Exercise instructions.
Provide an exact reproduction of every entry.
>> BEGIN Material for this exercise
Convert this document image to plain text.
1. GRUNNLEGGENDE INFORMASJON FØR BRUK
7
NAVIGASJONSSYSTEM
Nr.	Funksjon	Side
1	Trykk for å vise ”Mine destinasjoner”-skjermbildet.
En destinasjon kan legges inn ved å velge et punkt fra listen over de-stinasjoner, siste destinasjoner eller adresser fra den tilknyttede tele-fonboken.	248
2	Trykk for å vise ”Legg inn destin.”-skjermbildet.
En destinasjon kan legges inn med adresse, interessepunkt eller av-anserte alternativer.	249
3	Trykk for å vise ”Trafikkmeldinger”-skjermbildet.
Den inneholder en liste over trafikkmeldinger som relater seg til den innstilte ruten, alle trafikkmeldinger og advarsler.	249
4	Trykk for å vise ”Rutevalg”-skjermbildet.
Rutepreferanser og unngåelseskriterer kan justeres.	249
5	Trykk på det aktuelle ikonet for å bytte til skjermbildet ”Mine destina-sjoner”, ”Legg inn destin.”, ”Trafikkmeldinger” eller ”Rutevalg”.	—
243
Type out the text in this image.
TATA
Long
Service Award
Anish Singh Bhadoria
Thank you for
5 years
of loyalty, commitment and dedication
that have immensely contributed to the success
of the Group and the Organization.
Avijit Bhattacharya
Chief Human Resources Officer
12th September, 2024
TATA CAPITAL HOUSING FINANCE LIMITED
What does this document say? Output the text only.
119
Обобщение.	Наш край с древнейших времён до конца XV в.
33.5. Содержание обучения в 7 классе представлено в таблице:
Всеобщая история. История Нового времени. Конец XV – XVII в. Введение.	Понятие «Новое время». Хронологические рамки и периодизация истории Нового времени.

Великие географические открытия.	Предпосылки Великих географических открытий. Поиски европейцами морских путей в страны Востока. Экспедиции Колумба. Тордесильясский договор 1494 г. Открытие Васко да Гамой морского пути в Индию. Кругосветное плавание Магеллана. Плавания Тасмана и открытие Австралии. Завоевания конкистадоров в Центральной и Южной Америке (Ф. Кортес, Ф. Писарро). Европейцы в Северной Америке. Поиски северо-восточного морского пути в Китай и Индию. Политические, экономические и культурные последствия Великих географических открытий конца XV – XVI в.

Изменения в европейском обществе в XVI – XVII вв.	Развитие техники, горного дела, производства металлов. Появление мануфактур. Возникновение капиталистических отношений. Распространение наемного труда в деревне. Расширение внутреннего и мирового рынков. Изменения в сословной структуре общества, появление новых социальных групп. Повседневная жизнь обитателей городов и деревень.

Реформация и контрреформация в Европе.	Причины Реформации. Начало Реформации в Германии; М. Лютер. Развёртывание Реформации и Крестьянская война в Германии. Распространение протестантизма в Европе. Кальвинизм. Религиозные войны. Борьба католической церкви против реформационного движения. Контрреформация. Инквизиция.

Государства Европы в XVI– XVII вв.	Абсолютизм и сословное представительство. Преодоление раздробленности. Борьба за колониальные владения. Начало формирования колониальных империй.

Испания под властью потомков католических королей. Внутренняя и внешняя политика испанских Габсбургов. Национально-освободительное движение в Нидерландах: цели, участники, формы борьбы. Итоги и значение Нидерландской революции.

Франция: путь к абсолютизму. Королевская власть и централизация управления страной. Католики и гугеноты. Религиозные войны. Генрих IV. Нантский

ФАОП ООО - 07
>> END Material for this exercise
Exercise output.
Convert this document image to plain text.
1. GRUNNLEGGENDE INFORMASJON FØR BRUK
7
NAVIGASJONSSYSTEM
Nr.	Funksjon	Side
1	Trykk for å vise ”Mine destinasjoner”-skjermbildet.
En destinasjon kan legges inn ved å velge et punkt fra listen over de-stinasjoner, siste destinasjoner eller adresser fra den tilknyttede tele-fonboken.	248
2	Trykk for å vise ”Legg inn destin.”-skjermbildet.
En destinasjon kan legges inn med adresse, interessepunkt eller av-anserte alternativer.	249
3	Trykk for å vise ”Trafikkmeldinger”-skjermbildet.
Den inneholder en liste over trafikkmeldinger som relater seg til den innstilte ruten, alle trafikkmeldinger og advarsler.	249
4	Trykk for å vise ”Rutevalg”-skjermbildet.
Rutepreferanser og unngåelseskriterer kan justeres.	249
5	Trykk på det aktuelle ikonet for å bytte til skjermbildet ”Mine destina-sjoner”, ”Legg inn destin.”, ”Trafikkmeldinger” eller ”Rutevalg”.	—
243
Type out the text in this image.
TATA
Long
Service Award
Anish Singh Bhadoria
Thank you for
5 years
of loyalty, commitment and dedication
that have immensely contributed to the success
of the Group and the Organization.
Avijit Bhattacharya
Chief Human Resources Officer
12th September, 2024
TATA CAPITAL HOUSING FINANCE LIMITED
What does this document say? Output the text only.
119
Обобщение.	Наш край с древнейших времён до конца XV в.
33.5. Содержание обучения в 7 классе представлено в таблице:
Всеобщая история. История Нового времени. Конец XV – XVII в. Введение.	Понятие «Новое время». Хронологические рамки и периодизация истории Нового времени.

Великие географические открытия.	Предпосылки Великих географических открытий. Поиски европейцами морских путей в страны Востока. Экспедиции Колумба. Тордесильясский договор 1494 г. Открытие Васко да Гамой морского пути в Индию. Кругосветное плавание Магеллана. Плавания Тасмана и открытие Австралии. Завоевания конкистадоров в Центральной и Южной Америке (Ф. Кортес, Ф. Писарро). Европейцы в Северной Америке. Поиски северо-восточного морского пути в Китай и Индию. Политические, экономические и культурные последствия Великих географических открытий конца XV – XVI в.

Изменения в европейском обществе в XVI – XVII вв.	Развитие техники, горного дела, производства металлов. Появление мануфактур. Возникновение капиталистических отношений. Распространение наемного труда в деревне. Расширение внутреннего и мирового рынков. Изменения в сословной структуре общества, появление новых социальных групп. Повседневная жизнь обитателей городов и деревень.

Реформация и контрреформация в Европе.	Причины Реформации. Начало Реформации в Германии; М. Лютер. Развёртывание Реформации и Крестьянская война в Германии. Распространение протестантизма в Европе. Кальвинизм. Религиозные войны. Борьба католической церкви против реформационного движения. Контрреформация. Инквизиция.

Государства Европы в XVI– XVII вв.	Абсолютизм и сословное представительство. Преодоление раздробленности. Борьба за колониальные владения. Начало формирования колониальных империй.

Испания под властью потомков католических королей. Внутренняя и внешняя политика испанских Габсбургов. Национально-освободительное движение в Нидерландах: цели, участники, формы борьбы. Итоги и значение Нидерландской революции.

Франция: путь к абсолютизму. Королевская власть и централизация управления страной. Католики и гугеноты. Религиозные войны. Генрих IV. Нантский

ФАОП ООО - 07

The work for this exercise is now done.